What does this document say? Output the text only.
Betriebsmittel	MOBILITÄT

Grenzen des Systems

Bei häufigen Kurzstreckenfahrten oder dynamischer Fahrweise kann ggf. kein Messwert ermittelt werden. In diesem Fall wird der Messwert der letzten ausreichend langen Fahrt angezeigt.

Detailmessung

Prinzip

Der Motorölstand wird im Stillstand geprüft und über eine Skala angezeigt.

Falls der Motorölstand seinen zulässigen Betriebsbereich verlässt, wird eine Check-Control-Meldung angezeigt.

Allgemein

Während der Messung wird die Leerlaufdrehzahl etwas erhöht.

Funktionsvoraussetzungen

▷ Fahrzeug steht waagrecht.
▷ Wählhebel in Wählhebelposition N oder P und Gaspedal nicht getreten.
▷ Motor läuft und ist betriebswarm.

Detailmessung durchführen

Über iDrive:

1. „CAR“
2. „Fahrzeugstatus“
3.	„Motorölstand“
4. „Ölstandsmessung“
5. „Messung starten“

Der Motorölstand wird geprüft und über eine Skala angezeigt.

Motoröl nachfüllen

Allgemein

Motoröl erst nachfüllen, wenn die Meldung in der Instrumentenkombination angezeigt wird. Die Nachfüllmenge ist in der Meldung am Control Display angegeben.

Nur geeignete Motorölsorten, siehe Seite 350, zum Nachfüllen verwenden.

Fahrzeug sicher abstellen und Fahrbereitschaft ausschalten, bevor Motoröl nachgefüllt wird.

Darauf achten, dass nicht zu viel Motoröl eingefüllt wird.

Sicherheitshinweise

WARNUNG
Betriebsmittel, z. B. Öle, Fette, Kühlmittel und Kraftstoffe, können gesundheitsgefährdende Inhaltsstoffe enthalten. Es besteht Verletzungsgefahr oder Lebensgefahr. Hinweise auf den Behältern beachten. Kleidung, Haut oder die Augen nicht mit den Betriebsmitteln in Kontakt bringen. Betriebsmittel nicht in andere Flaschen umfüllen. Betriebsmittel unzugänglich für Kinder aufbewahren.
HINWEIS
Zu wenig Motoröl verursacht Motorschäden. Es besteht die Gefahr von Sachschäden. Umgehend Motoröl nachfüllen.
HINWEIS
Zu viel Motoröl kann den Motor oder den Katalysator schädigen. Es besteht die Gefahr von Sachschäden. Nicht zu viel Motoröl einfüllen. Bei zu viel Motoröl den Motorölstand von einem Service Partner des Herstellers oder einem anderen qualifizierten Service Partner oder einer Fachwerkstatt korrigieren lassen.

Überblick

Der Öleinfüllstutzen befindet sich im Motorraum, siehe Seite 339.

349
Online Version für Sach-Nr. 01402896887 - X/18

> Exercise prompt
Reproduce the material above without altering a single character.

> Task output
What does this document say? Output the text only.
Betriebsmittel	MOBILITÄT

Grenzen des Systems

Bei häufigen Kurzstreckenfahrten oder dynamischer Fahrweise kann ggf. kein Messwert ermittelt werden. In diesem Fall wird der Messwert der letzten ausreichend langen Fahrt angezeigt.

Detailmessung

Prinzip

Der Motorölstand wird im Stillstand geprüft und über eine Skala angezeigt.

Falls der Motorölstand seinen zulässigen Betriebsbereich verlässt, wird eine Check-Control-Meldung angezeigt.

Allgemein

Während der Messung wird die Leerlaufdrehzahl etwas erhöht.

Funktionsvoraussetzungen

▷ Fahrzeug steht waagrecht.
▷ Wählhebel in Wählhebelposition N oder P und Gaspedal nicht getreten.
▷ Motor läuft und ist betriebswarm.

Detailmessung durchführen

Über iDrive:

1. „CAR“
2. „Fahrzeugstatus“
3.	„Motorölstand“
4. „Ölstandsmessung“
5. „Messung starten“

Der Motorölstand wird geprüft und über eine Skala angezeigt.

Motoröl nachfüllen

Allgemein

Motoröl erst nachfüllen, wenn die Meldung in der Instrumentenkombination angezeigt wird. Die Nachfüllmenge ist in der Meldung am Control Display angegeben.

Nur geeignete Motorölsorten, siehe Seite 350, zum Nachfüllen verwenden.

Fahrzeug sicher abstellen und Fahrbereitschaft ausschalten, bevor Motoröl nachgefüllt wird.

Darauf achten, dass nicht zu viel Motoröl eingefüllt wird.

Sicherheitshinweise

WARNUNG
Betriebsmittel, z. B. Öle, Fette, Kühlmittel und Kraftstoffe, können gesundheitsgefährdende Inhaltsstoffe enthalten. Es besteht Verletzungsgefahr oder Lebensgefahr. Hinweise auf den Behältern beachten. Kleidung, Haut oder die Augen nicht mit den Betriebsmitteln in Kontakt bringen. Betriebsmittel nicht in andere Flaschen umfüllen. Betriebsmittel unzugänglich für Kinder aufbewahren.
HINWEIS
Zu wenig Motoröl verursacht Motorschäden. Es besteht die Gefahr von Sachschäden. Umgehend Motoröl nachfüllen.
HINWEIS
Zu viel Motoröl kann den Motor oder den Katalysator schädigen. Es besteht die Gefahr von Sachschäden. Nicht zu viel Motoröl einfüllen. Bei zu viel Motoröl den Motorölstand von einem Service Partner des Herstellers oder einem anderen qualifizierten Service Partner oder einer Fachwerkstatt korrigieren lassen.

Überblick

Der Öleinfüllstutzen befindet sich im Motorraum, siehe Seite 339.

349
Online Version für Sach-Nr. 01402896887 - X/18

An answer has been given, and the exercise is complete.